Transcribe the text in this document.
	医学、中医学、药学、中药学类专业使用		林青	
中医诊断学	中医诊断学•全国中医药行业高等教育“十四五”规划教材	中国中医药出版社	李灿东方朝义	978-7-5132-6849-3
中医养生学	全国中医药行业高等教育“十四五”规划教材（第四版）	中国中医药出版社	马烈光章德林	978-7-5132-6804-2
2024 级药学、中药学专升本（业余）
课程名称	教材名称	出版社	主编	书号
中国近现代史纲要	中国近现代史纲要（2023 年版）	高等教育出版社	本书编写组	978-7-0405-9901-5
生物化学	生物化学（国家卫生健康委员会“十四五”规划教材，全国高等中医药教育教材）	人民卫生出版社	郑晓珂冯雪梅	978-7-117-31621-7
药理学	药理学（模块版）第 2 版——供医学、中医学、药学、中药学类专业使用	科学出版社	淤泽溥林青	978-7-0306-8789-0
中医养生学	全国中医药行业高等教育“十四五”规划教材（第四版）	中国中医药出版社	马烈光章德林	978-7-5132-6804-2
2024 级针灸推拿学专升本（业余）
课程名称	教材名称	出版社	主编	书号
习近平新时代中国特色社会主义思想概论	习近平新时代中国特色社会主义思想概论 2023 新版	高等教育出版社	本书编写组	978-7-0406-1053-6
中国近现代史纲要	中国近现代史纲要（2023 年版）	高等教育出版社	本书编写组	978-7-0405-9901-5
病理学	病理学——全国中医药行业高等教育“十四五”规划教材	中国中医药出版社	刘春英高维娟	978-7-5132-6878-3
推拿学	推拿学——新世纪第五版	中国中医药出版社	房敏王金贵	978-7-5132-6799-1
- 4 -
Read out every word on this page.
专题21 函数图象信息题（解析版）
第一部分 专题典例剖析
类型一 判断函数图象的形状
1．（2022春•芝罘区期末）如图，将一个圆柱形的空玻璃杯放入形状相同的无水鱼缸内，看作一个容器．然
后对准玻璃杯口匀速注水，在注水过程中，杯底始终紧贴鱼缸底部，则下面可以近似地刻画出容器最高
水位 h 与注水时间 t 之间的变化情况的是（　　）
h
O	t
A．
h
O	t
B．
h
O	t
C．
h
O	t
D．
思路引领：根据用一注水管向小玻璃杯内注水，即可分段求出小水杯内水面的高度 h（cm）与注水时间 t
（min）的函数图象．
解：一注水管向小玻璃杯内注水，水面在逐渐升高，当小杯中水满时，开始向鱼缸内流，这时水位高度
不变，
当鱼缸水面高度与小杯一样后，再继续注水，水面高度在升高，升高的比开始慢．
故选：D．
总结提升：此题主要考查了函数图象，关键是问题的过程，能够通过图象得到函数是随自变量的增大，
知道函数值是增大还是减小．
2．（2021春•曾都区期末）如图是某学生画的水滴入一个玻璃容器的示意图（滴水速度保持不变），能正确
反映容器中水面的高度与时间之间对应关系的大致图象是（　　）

···

## [Given request]
Write out the full set of records exactly as given.

## [Final result]
Transcribe the text in this document.
	医学、中医学、药学、中药学类专业使用		林青	
中医诊断学	中医诊断学•全国中医药行业高等教育“十四五”规划教材	中国中医药出版社	李灿东方朝义	978-7-5132-6849-3
中医养生学	全国中医药行业高等教育“十四五”规划教材（第四版）	中国中医药出版社	马烈光章德林	978-7-5132-6804-2
2024 级药学、中药学专升本（业余）
课程名称	教材名称	出版社	主编	书号
中国近现代史纲要	中国近现代史纲要（2023 年版）	高等教育出版社	本书编写组	978-7-0405-9901-5
生物化学	生物化学（国家卫生健康委员会“十四五”规划教材，全国高等中医药教育教材）	人民卫生出版社	郑晓珂冯雪梅	978-7-117-31621-7
药理学	药理学（模块版）第 2 版——供医学、中医学、药学、中药学类专业使用	科学出版社	淤泽溥林青	978-7-0306-8789-0
中医养生学	全国中医药行业高等教育“十四五”规划教材（第四版）	中国中医药出版社	马烈光章德林	978-7-5132-6804-2
2024 级针灸推拿学专升本（业余）
课程名称	教材名称	出版社	主编	书号
习近平新时代中国特色社会主义思想概论	习近平新时代中国特色社会主义思想概论 2023 新版	高等教育出版社	本书编写组	978-7-0406-1053-6
中国近现代史纲要	中国近现代史纲要（2023 年版）	高等教育出版社	本书编写组	978-7-0405-9901-5
病理学	病理学——全国中医药行业高等教育“十四五”规划教材	中国中医药出版社	刘春英高维娟	978-7-5132-6878-3
推拿学	推拿学——新世纪第五版	中国中医药出版社	房敏王金贵	978-7-5132-6799-1
- 4 -
Read out every word on this page.
专题21 函数图象信息题（解析版）
第一部分 专题典例剖析
类型一 判断函数图象的形状
1．（2022春•芝罘区期末）如图，将一个圆柱形的空玻璃杯放入形状相同的无水鱼缸内，看作一个容器．然
后对准玻璃杯口匀速注水，在注水过程中，杯底始终紧贴鱼缸底部，则下面可以近似地刻画出容器最高
水位 h 与注水时间 t 之间的变化情况的是（　　）
h
O	t
A．
h
O	t
B．
h
O	t
C．
h
O	t
D．
思路引领：根据用一注水管向小玻璃杯内注水，即可分段求出小水杯内水面的高度 h（cm）与注水时间 t
（min）的函数图象．
解：一注水管向小玻璃杯内注水，水面在逐渐升高，当小杯中水满时，开始向鱼缸内流，这时水位高度
不变，
当鱼缸水面高度与小杯一样后，再继续注水，水面高度在升高，升高的比开始慢．
故选：D．
总结提升：此题主要考查了函数图象，关键是问题的过程，能够通过图象得到函数是随自变量的增大，
知道函数值是增大还是减小．
2．（2021春•曾都区期末）如图是某学生画的水滴入一个玻璃容器的示意图（滴水速度保持不变），能正确
反映容器中水面的高度与时间之间对应关系的大致图象是（　　）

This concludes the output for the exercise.